The task —
Review the lines that follow and copy each one that contains the word "value".

Stored records —
● ● ● ● ● ● ●

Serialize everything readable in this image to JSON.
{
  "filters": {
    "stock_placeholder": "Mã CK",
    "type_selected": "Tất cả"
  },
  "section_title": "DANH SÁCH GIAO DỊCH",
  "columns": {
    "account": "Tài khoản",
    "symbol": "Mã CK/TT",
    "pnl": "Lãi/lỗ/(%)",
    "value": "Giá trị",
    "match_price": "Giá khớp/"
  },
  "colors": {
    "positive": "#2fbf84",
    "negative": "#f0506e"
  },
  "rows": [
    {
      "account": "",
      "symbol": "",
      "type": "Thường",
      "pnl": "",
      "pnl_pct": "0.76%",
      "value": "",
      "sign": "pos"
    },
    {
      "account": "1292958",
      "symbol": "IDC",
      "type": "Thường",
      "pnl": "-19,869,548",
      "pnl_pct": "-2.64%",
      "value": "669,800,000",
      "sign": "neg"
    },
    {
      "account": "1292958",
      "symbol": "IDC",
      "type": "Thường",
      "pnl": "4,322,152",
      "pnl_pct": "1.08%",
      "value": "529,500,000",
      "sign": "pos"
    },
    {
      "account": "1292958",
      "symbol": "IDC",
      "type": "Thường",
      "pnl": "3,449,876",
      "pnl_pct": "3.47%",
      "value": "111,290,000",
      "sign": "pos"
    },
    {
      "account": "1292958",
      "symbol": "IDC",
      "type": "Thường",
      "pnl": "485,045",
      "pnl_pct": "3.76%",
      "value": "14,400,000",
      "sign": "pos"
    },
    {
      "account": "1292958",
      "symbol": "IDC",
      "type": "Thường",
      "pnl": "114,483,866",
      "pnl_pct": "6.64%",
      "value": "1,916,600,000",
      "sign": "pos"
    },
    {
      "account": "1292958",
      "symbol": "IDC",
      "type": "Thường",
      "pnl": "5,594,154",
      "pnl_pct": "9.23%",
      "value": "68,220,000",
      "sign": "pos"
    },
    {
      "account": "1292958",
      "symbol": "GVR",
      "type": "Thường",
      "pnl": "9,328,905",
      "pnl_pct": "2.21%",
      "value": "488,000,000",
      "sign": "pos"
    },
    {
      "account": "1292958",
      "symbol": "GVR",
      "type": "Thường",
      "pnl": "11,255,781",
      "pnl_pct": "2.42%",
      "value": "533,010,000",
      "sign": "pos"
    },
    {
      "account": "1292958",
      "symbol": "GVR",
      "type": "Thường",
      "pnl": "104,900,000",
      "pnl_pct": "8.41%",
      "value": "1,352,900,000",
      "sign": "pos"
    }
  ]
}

● ● ● ● ● ● ●

Task answer —
    "value": "Giá trị",
      "value": "",
      "value": "669,800,000",
      "value": "529,500,000",
      "value": "111,290,000",
      "value": "14,400,000",
      "value": "1,916,600,000",
      "value": "68,220,000",
      "value": "488,000,000",
      "value": "533,010,000",
      "value": "1,352,900,000",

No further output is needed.